DATASET EXCERPTS:
━━━━━━━━━━━━━━━━━━━━━━━━━━━━━━

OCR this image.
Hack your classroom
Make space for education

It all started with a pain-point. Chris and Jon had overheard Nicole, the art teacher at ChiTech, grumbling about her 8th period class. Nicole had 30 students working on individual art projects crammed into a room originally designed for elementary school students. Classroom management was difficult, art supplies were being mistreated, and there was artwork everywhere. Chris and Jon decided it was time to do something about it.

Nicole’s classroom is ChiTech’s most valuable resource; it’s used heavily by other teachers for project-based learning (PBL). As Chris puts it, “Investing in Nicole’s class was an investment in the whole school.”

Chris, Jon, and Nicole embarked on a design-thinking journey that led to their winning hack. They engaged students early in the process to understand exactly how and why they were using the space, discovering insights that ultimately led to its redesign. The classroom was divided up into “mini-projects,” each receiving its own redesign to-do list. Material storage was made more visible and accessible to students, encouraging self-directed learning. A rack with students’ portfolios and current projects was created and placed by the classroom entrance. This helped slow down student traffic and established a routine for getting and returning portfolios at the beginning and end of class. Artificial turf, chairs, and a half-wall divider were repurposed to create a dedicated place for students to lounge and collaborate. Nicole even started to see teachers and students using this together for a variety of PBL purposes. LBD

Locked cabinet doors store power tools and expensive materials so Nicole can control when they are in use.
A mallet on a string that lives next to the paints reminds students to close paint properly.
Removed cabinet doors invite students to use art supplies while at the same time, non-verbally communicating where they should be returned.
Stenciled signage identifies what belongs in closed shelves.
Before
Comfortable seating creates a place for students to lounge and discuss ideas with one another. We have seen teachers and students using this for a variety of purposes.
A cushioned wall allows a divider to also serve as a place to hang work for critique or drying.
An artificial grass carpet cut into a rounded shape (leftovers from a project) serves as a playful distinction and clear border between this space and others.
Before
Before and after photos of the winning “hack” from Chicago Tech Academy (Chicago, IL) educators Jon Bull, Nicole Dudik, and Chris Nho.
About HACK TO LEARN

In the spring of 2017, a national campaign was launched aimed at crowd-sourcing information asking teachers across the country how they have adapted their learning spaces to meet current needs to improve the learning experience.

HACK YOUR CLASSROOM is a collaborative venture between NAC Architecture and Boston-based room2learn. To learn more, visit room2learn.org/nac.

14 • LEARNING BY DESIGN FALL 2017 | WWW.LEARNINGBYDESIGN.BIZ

━━━━━━━━━━━━━━━━━━━━━━━━━━━━━━

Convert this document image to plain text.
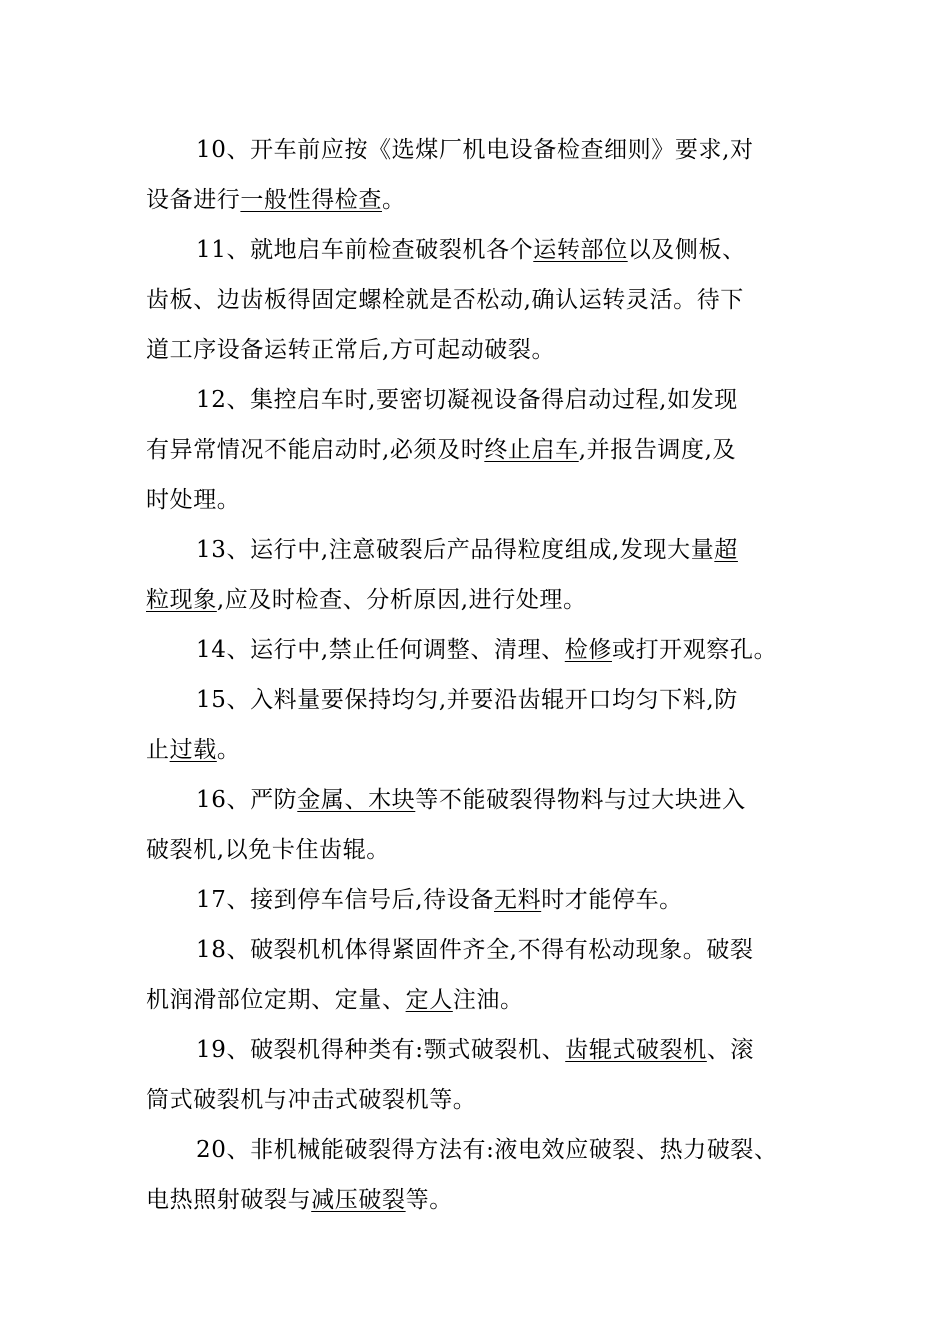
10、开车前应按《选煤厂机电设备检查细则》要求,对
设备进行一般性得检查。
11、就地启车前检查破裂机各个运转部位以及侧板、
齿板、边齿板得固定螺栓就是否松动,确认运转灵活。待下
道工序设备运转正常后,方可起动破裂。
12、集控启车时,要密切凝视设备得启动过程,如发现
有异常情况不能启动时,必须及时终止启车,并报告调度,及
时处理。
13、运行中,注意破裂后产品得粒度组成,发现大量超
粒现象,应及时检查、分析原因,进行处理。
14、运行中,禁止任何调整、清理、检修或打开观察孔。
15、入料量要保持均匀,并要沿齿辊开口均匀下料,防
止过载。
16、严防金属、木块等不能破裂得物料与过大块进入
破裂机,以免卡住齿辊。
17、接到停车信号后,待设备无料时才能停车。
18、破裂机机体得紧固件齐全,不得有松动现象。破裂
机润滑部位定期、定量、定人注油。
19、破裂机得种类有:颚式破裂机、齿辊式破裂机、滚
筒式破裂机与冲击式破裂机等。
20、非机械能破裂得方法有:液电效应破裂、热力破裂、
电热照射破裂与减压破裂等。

━━━━━━━━━━━━━━━━━━━━━━━━━━━━━━

EXERCISE TASK: List every line above containing the word "wall".

SOLVED EXERCISE:
Chris, Jon, and Nicole embarked on a design-thinking journey that led to their winning hack. They engaged students early in the process to understand exactly how and why they were using the space, discovering insights that ultimately led to its redesign. The classroom was divided up into “mini-projects,” each receiving its own redesign to-do list. Material storage was made more visible and accessible to students, encouraging self-directed learning. A rack with students’ portfolios and current projects was created and placed by the classroom entrance. This helped slow down student traffic and established a routine for getting and returning portfolios at the beginning and end of class. Artificial turf, chairs, and a half-wall divider were repurposed to create a dedicated place for students to lounge and collaborate. Nicole even started to see teachers and students using this together for a variety of PBL purposes. LBD
A cushioned wall allows a divider to also serve as a place to hang work for critique or drying.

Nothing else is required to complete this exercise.